[START Entries shown]
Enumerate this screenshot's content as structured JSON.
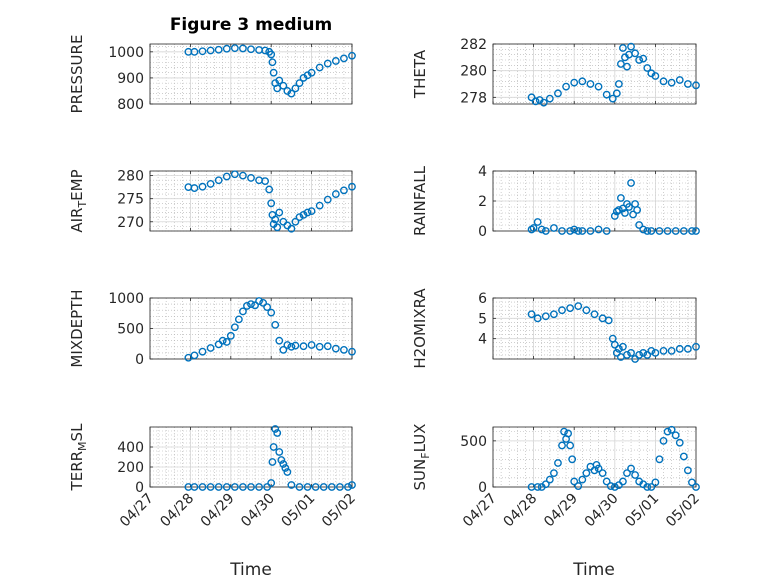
{
  "title": "Figure 3 medium",
  "colors": {
    "marker": "#0072BD",
    "axis": "#262626",
    "grid": "#b0b0b0"
  },
  "chart_data": [
    {
      "type": "scatter",
      "ylabel": "PRESSURE",
      "ylim": [
        800,
        1030
      ],
      "yticks": [
        800,
        900,
        1000
      ],
      "x": [
        0.95,
        1.1,
        1.3,
        1.5,
        1.7,
        1.9,
        2.1,
        2.3,
        2.5,
        2.7,
        2.85,
        2.95,
        3.0,
        3.03,
        3.06,
        3.1,
        3.15,
        3.2,
        3.3,
        3.4,
        3.5,
        3.6,
        3.7,
        3.8,
        3.9,
        4.0,
        4.2,
        4.4,
        4.6,
        4.8,
        5.0
      ],
      "y": [
        1000,
        1000,
        1002,
        1005,
        1008,
        1012,
        1014,
        1013,
        1010,
        1007,
        1005,
        1000,
        990,
        960,
        920,
        880,
        860,
        890,
        870,
        850,
        840,
        860,
        880,
        900,
        910,
        920,
        940,
        955,
        965,
        975,
        985
      ]
    },
    {
      "type": "scatter",
      "ylabel": "THETA",
      "ylim": [
        277.5,
        282
      ],
      "yticks": [
        278,
        280,
        282
      ],
      "x": [
        0.95,
        1.05,
        1.15,
        1.25,
        1.4,
        1.6,
        1.8,
        2.0,
        2.2,
        2.4,
        2.6,
        2.8,
        2.95,
        3.05,
        3.1,
        3.15,
        3.2,
        3.25,
        3.3,
        3.35,
        3.4,
        3.5,
        3.6,
        3.7,
        3.8,
        3.9,
        4.0,
        4.2,
        4.4,
        4.6,
        4.8,
        5.0
      ],
      "y": [
        278.0,
        277.7,
        277.8,
        277.6,
        277.9,
        278.3,
        278.8,
        279.1,
        279.2,
        279.0,
        278.8,
        278.2,
        277.9,
        278.3,
        279.0,
        280.5,
        281.7,
        281.0,
        280.3,
        281.2,
        281.8,
        281.3,
        280.8,
        280.9,
        280.2,
        279.8,
        279.6,
        279.2,
        279.1,
        279.3,
        279.0,
        278.9
      ]
    },
    {
      "type": "scatter",
      "ylabel": "AIR_TEMP",
      "ylim": [
        268,
        281
      ],
      "yticks": [
        270,
        275,
        280
      ],
      "x": [
        0.95,
        1.1,
        1.3,
        1.5,
        1.7,
        1.9,
        2.1,
        2.3,
        2.5,
        2.7,
        2.85,
        2.95,
        3.0,
        3.03,
        3.06,
        3.1,
        3.15,
        3.2,
        3.3,
        3.4,
        3.5,
        3.6,
        3.7,
        3.8,
        3.9,
        4.0,
        4.2,
        4.4,
        4.6,
        4.8,
        5.0
      ],
      "y": [
        277.5,
        277.3,
        277.6,
        278.2,
        279.0,
        279.8,
        280.3,
        280.0,
        279.5,
        279.0,
        278.8,
        277.0,
        274.0,
        271.5,
        269.5,
        270.5,
        268.8,
        272.0,
        270.0,
        269.2,
        268.5,
        270.0,
        271.0,
        271.5,
        272.0,
        272.3,
        273.5,
        274.8,
        276.0,
        276.8,
        277.6
      ]
    },
    {
      "type": "scatter",
      "ylabel": "RAINFALL",
      "ylim": [
        0,
        4
      ],
      "yticks": [
        0,
        2,
        4
      ],
      "x": [
        0.95,
        1.0,
        1.1,
        1.2,
        1.3,
        1.5,
        1.7,
        1.9,
        2.0,
        2.1,
        2.2,
        2.4,
        2.6,
        2.8,
        3.0,
        3.05,
        3.1,
        3.15,
        3.2,
        3.25,
        3.3,
        3.35,
        3.4,
        3.45,
        3.5,
        3.55,
        3.6,
        3.7,
        3.8,
        3.9,
        4.1,
        4.3,
        4.5,
        4.7,
        4.9,
        5.0
      ],
      "y": [
        0.1,
        0.2,
        0.6,
        0.1,
        0.0,
        0.2,
        0.0,
        0.0,
        0.1,
        0.0,
        0.0,
        0.0,
        0.1,
        0.0,
        1.0,
        1.3,
        1.4,
        2.2,
        1.5,
        1.2,
        1.8,
        1.6,
        3.2,
        1.1,
        1.8,
        1.4,
        0.4,
        0.1,
        0.0,
        0.0,
        0.0,
        0.0,
        0.0,
        0.0,
        0.0,
        0.0
      ]
    },
    {
      "type": "scatter",
      "ylabel": "MIXDEPTH",
      "ylim": [
        0,
        1000
      ],
      "yticks": [
        0,
        500,
        1000
      ],
      "x": [
        0.95,
        1.1,
        1.3,
        1.5,
        1.7,
        1.8,
        1.9,
        2.0,
        2.1,
        2.2,
        2.3,
        2.4,
        2.5,
        2.6,
        2.7,
        2.8,
        2.9,
        3.0,
        3.1,
        3.2,
        3.3,
        3.4,
        3.5,
        3.6,
        3.8,
        4.0,
        4.2,
        4.4,
        4.6,
        4.8,
        5.0
      ],
      "y": [
        20,
        60,
        120,
        180,
        240,
        300,
        280,
        380,
        520,
        650,
        780,
        870,
        900,
        880,
        950,
        920,
        850,
        760,
        560,
        300,
        150,
        230,
        200,
        220,
        210,
        230,
        200,
        210,
        170,
        150,
        120
      ]
    },
    {
      "type": "scatter",
      "ylabel": "H2OMIXRA",
      "ylim": [
        3,
        6
      ],
      "yticks": [
        4,
        5,
        6
      ],
      "x": [
        0.95,
        1.1,
        1.3,
        1.5,
        1.7,
        1.9,
        2.1,
        2.3,
        2.5,
        2.7,
        2.85,
        2.95,
        3.0,
        3.05,
        3.1,
        3.15,
        3.2,
        3.3,
        3.4,
        3.5,
        3.6,
        3.7,
        3.8,
        3.9,
        4.0,
        4.2,
        4.4,
        4.6,
        4.8,
        5.0
      ],
      "y": [
        5.2,
        5.0,
        5.1,
        5.2,
        5.4,
        5.5,
        5.6,
        5.4,
        5.2,
        5.0,
        4.9,
        4.0,
        3.7,
        3.3,
        3.5,
        3.1,
        3.6,
        3.2,
        3.3,
        3.0,
        3.2,
        3.3,
        3.2,
        3.4,
        3.3,
        3.4,
        3.4,
        3.5,
        3.5,
        3.6
      ]
    },
    {
      "type": "scatter",
      "ylabel": "TERR_MSL",
      "ylim": [
        0,
        600
      ],
      "yticks": [
        0,
        200,
        400
      ],
      "x": [
        0.95,
        1.1,
        1.3,
        1.5,
        1.7,
        1.9,
        2.1,
        2.3,
        2.5,
        2.7,
        2.9,
        3.0,
        3.03,
        3.06,
        3.1,
        3.15,
        3.2,
        3.25,
        3.3,
        3.35,
        3.4,
        3.5,
        3.7,
        3.9,
        4.1,
        4.3,
        4.5,
        4.7,
        4.9,
        5.0
      ],
      "y": [
        0,
        0,
        0,
        0,
        0,
        0,
        0,
        0,
        0,
        0,
        0,
        40,
        250,
        400,
        580,
        540,
        350,
        270,
        230,
        190,
        150,
        20,
        0,
        0,
        0,
        0,
        0,
        0,
        0,
        20
      ]
    },
    {
      "type": "scatter",
      "ylabel": "SUN_FLUX",
      "ylim": [
        0,
        650
      ],
      "yticks": [
        0,
        500
      ],
      "x": [
        0.95,
        1.1,
        1.2,
        1.3,
        1.4,
        1.5,
        1.6,
        1.7,
        1.75,
        1.8,
        1.85,
        1.9,
        1.95,
        2.0,
        2.1,
        2.2,
        2.3,
        2.4,
        2.5,
        2.55,
        2.6,
        2.7,
        2.8,
        2.9,
        3.0,
        3.1,
        3.2,
        3.3,
        3.4,
        3.5,
        3.6,
        3.7,
        3.8,
        3.9,
        4.0,
        4.1,
        4.2,
        4.3,
        4.4,
        4.5,
        4.6,
        4.7,
        4.8,
        4.9,
        5.0
      ],
      "y": [
        0,
        0,
        0,
        30,
        80,
        150,
        260,
        450,
        600,
        520,
        580,
        450,
        300,
        60,
        10,
        80,
        150,
        220,
        180,
        240,
        200,
        150,
        60,
        10,
        0,
        20,
        60,
        150,
        200,
        130,
        60,
        30,
        0,
        0,
        50,
        300,
        500,
        600,
        620,
        560,
        480,
        330,
        180,
        50,
        0
      ]
    }
  ],
  "xlim": [
    0,
    5
  ],
  "xticks": [
    0,
    1,
    2,
    3,
    4,
    5
  ],
  "xticklabels": [
    "04/27",
    "04/28",
    "04/29",
    "04/30",
    "05/01",
    "05/02"
  ],
  "xlabel": "Time"
}
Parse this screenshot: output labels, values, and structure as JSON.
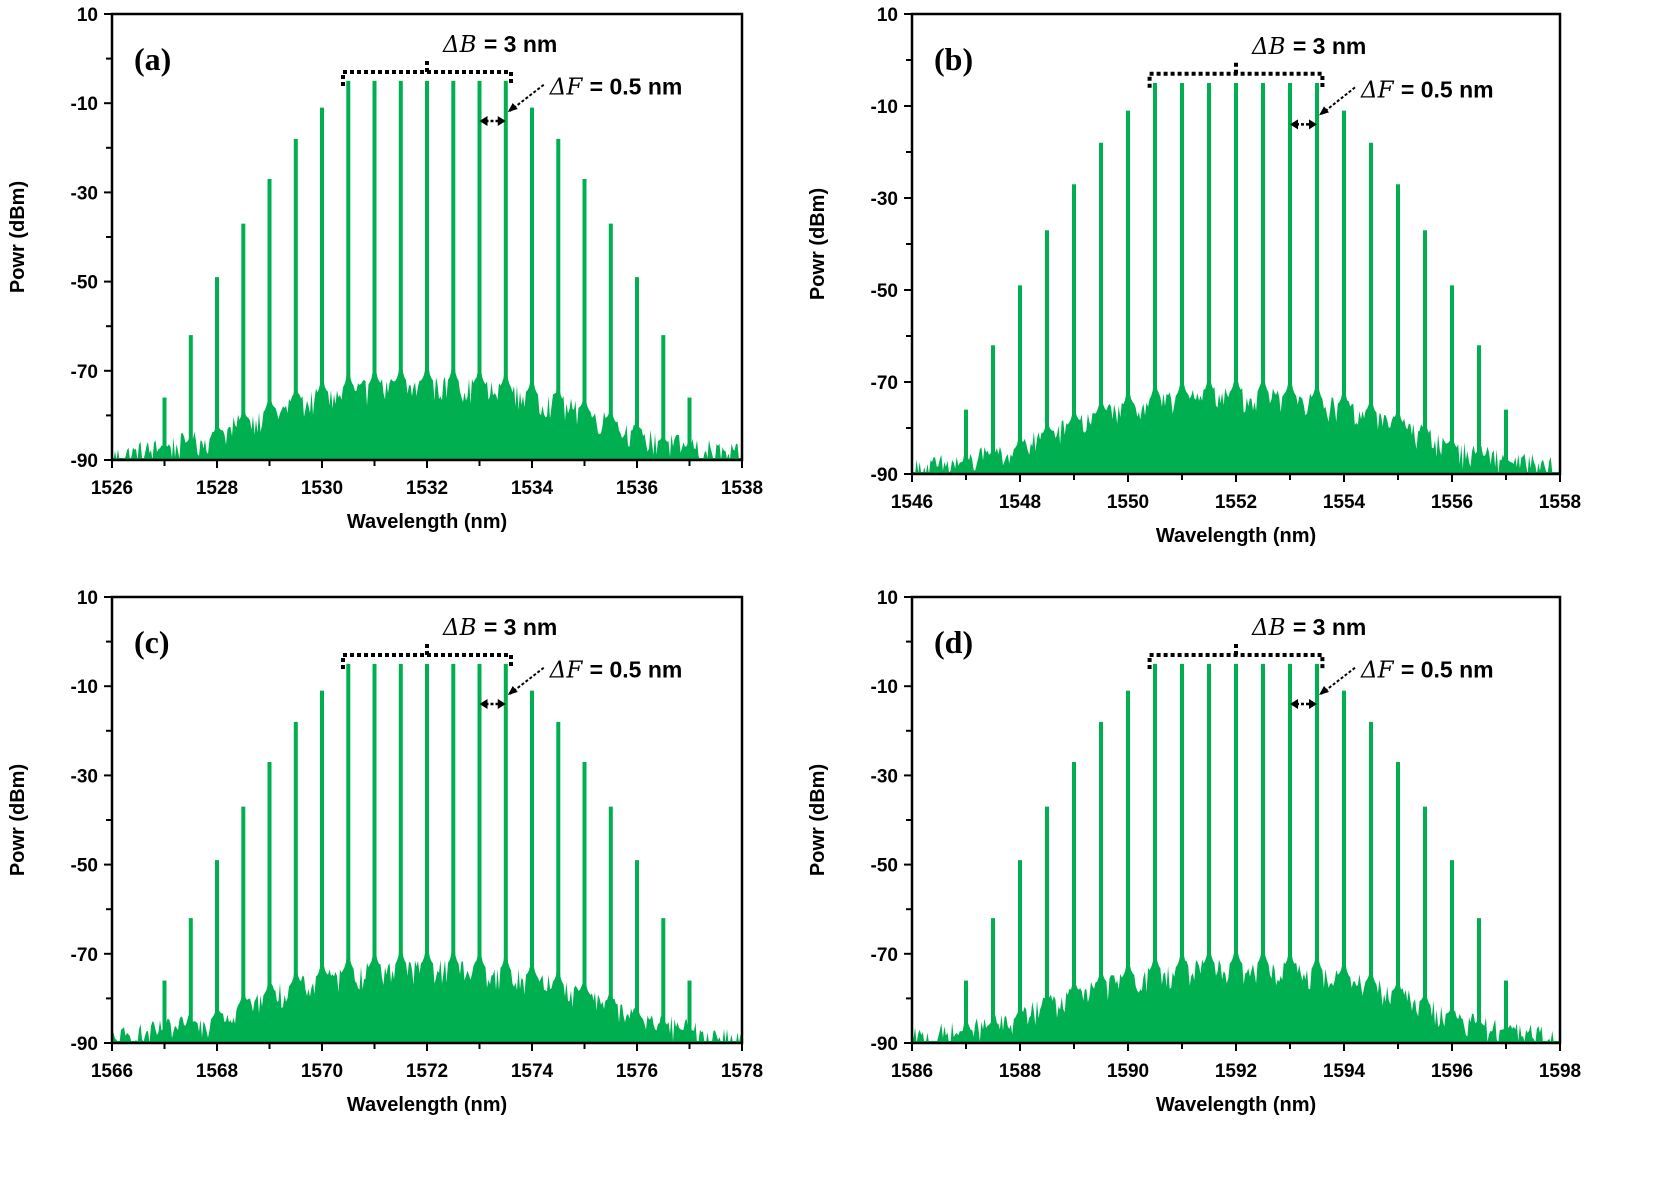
[END Entries shown]
▶ Exercise requirements:
Look through the entries above; copy every line holding the string "JSON".

▶ Worked answer:
Enumerate this screenshot's content as structured JSON.
Parse this screenshot: output labels, values, and structure as JSON.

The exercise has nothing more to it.